- _Requirements_
Quote every line as given.

Data entries for graphics:
** start **
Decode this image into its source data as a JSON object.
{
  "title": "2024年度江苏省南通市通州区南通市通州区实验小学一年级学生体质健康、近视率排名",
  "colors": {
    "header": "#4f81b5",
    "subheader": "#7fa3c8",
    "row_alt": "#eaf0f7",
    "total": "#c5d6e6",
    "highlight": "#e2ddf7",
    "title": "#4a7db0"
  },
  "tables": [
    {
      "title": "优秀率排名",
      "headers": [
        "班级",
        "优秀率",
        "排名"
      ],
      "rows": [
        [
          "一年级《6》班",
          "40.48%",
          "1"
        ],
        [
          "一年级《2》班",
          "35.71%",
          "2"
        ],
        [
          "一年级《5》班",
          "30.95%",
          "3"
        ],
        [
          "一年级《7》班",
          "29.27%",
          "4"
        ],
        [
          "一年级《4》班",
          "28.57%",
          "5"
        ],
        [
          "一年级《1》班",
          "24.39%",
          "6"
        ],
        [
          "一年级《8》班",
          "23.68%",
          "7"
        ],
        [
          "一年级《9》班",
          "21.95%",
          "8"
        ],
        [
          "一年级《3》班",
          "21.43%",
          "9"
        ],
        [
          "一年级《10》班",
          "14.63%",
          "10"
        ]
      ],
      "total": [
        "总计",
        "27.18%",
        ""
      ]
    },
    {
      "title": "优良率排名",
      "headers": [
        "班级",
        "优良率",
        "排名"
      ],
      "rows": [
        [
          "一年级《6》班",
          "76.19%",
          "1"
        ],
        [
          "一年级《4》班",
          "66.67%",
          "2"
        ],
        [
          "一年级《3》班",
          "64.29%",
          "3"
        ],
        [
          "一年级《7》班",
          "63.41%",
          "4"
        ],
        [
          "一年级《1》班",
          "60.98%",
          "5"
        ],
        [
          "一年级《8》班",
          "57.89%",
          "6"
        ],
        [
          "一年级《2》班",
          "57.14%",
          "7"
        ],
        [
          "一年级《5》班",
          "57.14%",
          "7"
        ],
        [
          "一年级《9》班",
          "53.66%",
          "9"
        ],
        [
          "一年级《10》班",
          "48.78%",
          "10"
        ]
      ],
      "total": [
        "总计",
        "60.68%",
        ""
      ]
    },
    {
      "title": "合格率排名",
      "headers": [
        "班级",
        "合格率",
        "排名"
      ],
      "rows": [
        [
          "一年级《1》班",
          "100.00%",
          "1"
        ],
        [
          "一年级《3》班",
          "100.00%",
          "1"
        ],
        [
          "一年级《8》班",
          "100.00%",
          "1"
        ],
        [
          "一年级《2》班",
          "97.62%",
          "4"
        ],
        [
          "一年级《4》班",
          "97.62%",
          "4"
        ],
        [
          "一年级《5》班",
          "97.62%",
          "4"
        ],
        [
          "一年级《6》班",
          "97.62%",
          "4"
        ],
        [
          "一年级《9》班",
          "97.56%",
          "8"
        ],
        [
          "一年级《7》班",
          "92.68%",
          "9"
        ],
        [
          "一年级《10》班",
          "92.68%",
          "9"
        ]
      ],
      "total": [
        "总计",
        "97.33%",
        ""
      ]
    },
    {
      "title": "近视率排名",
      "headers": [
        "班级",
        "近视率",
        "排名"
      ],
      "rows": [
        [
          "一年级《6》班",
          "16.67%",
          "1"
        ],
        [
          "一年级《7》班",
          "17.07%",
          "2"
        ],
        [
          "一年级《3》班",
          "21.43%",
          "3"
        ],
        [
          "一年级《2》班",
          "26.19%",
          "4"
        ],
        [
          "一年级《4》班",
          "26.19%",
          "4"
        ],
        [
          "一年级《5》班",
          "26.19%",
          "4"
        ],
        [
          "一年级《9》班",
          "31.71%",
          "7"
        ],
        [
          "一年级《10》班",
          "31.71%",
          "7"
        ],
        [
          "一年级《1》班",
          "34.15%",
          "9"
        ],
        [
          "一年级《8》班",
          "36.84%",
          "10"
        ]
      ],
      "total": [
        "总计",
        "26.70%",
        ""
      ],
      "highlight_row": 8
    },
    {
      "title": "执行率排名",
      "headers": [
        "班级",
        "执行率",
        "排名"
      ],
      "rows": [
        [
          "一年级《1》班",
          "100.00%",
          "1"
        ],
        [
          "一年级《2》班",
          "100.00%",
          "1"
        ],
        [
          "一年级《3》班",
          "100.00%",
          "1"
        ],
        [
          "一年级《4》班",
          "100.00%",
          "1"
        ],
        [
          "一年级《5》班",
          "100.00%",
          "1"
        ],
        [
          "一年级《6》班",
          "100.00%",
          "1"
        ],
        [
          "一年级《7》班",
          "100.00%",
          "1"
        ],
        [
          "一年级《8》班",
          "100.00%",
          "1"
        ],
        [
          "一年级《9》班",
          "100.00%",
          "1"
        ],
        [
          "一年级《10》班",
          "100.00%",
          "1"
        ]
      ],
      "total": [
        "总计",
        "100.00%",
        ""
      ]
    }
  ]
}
** end **
- _Task answer_
Decode this image into its source data as a JSON object.
{
  "title": "2024年度江苏省南通市通州区南通市通州区实验小学一年级学生体质健康、近视率排名",
  "colors": {
    "header": "#4f81b5",
    "subheader": "#7fa3c8",
    "row_alt": "#eaf0f7",
    "total": "#c5d6e6",
    "highlight": "#e2ddf7",
    "title": "#4a7db0"
  },
  "tables": [
    {
      "title": "优秀率排名",
      "headers": [
        "班级",
        "优秀率",
        "排名"
      ],
      "rows": [
        [
          "一年级《6》班",
          "40.48%",
          "1"
        ],
        [
          "一年级《2》班",
          "35.71%",
          "2"
        ],
        [
          "一年级《5》班",
          "30.95%",
          "3"
        ],
        [
          "一年级《7》班",
          "29.27%",
          "4"
        ],
        [
          "一年级《4》班",
          "28.57%",
          "5"
        ],
        [
          "一年级《1》班",
          "24.39%",
          "6"
        ],
        [
          "一年级《8》班",
          "23.68%",
          "7"
        ],
        [
          "一年级《9》班",
          "21.95%",
          "8"
        ],
        [
          "一年级《3》班",
          "21.43%",
          "9"
        ],
        [
          "一年级《10》班",
          "14.63%",
          "10"
        ]
      ],
      "total": [
        "总计",
        "27.18%",
        ""
      ]
    },
    {
      "title": "优良率排名",
      "headers": [
        "班级",
        "优良率",
        "排名"
      ],
      "rows": [
        [
          "一年级《6》班",
          "76.19%",
          "1"
        ],
        [
          "一年级《4》班",
          "66.67%",
          "2"
        ],
        [
          "一年级《3》班",
          "64.29%",
          "3"
        ],
        [
          "一年级《7》班",
          "63.41%",
          "4"
        ],
        [
          "一年级《1》班",
          "60.98%",
          "5"
        ],
        [
          "一年级《8》班",
          "57.89%",
          "6"
        ],
        [
          "一年级《2》班",
          "57.14%",
          "7"
        ],
        [
          "一年级《5》班",
          "57.14%",
          "7"
        ],
        [
          "一年级《9》班",
          "53.66%",
          "9"
        ],
        [
          "一年级《10》班",
          "48.78%",
          "10"
        ]
      ],
      "total": [
        "总计",
        "60.68%",
        ""
      ]
    },
    {
      "title": "合格率排名",
      "headers": [
        "班级",
        "合格率",
        "排名"
      ],
      "rows": [
        [
          "一年级《1》班",
          "100.00%",
          "1"
        ],
        [
          "一年级《3》班",
          "100.00%",
          "1"
        ],
        [
          "一年级《8》班",
          "100.00%",
          "1"
        ],
        [
          "一年级《2》班",
          "97.62%",
          "4"
        ],
        [
          "一年级《4》班",
          "97.62%",
          "4"
        ],
        [
          "一年级《5》班",
          "97.62%",
          "4"
        ],
        [
          "一年级《6》班",
          "97.62%",
          "4"
        ],
        [
          "一年级《9》班",
          "97.56%",
          "8"
        ],
        [
          "一年级《7》班",
          "92.68%",
          "9"
        ],
        [
          "一年级《10》班",
          "92.68%",
          "9"
        ]
      ],
      "total": [
        "总计",
        "97.33%",
        ""
      ]
    },
    {
      "title": "近视率排名",
      "headers": [
        "班级",
        "近视率",
        "排名"
      ],
      "rows": [
        [
          "一年级《6》班",
          "16.67%",
          "1"
        ],
        [
          "一年级《7》班",
          "17.07%",
          "2"
        ],
        [
          "一年级《3》班",
          "21.43%",
          "3"
        ],
        [
          "一年级《2》班",
          "26.19%",
          "4"
        ],
        [
          "一年级《4》班",
          "26.19%",
          "4"
        ],
        [
          "一年级《5》班",
          "26.19%",
          "4"
        ],
        [
          "一年级《9》班",
          "31.71%",
          "7"
        ],
        [
          "一年级《10》班",
          "31.71%",
          "7"
        ],
        [
          "一年级《1》班",
          "34.15%",
          "9"
        ],
        [
          "一年级《8》班",
          "36.84%",
          "10"
        ]
      ],
      "total": [
        "总计",
        "26.70%",
        ""
      ],
      "highlight_row": 8
    },
    {
      "title": "执行率排名",
      "headers": [
        "班级",
        "执行率",
        "排名"
      ],
      "rows": [
        [
          "一年级《1》班",
          "100.00%",
          "1"
        ],
        [
          "一年级《2》班",
          "100.00%",
          "1"
        ],
        [
          "一年级《3》班",
          "100.00%",
          "1"
        ],
        [
          "一年级《4》班",
          "100.00%",
          "1"
        ],
        [
          "一年级《5》班",
          "100.00%",
          "1"
        ],
        [
          "一年级《6》班",
          "100.00%",
          "1"
        ],
        [
          "一年级《7》班",
          "100.00%",
          "1"
        ],
        [
          "一年级《8》班",
          "100.00%",
          "1"
        ],
        [
          "一年级《9》班",
          "100.00%",
          "1"
        ],
        [
          "一年级《10》班",
          "100.00%",
          "1"
        ]
      ],
      "total": [
        "总计",
        "100.00%",
        ""
      ]
    }
  ]
}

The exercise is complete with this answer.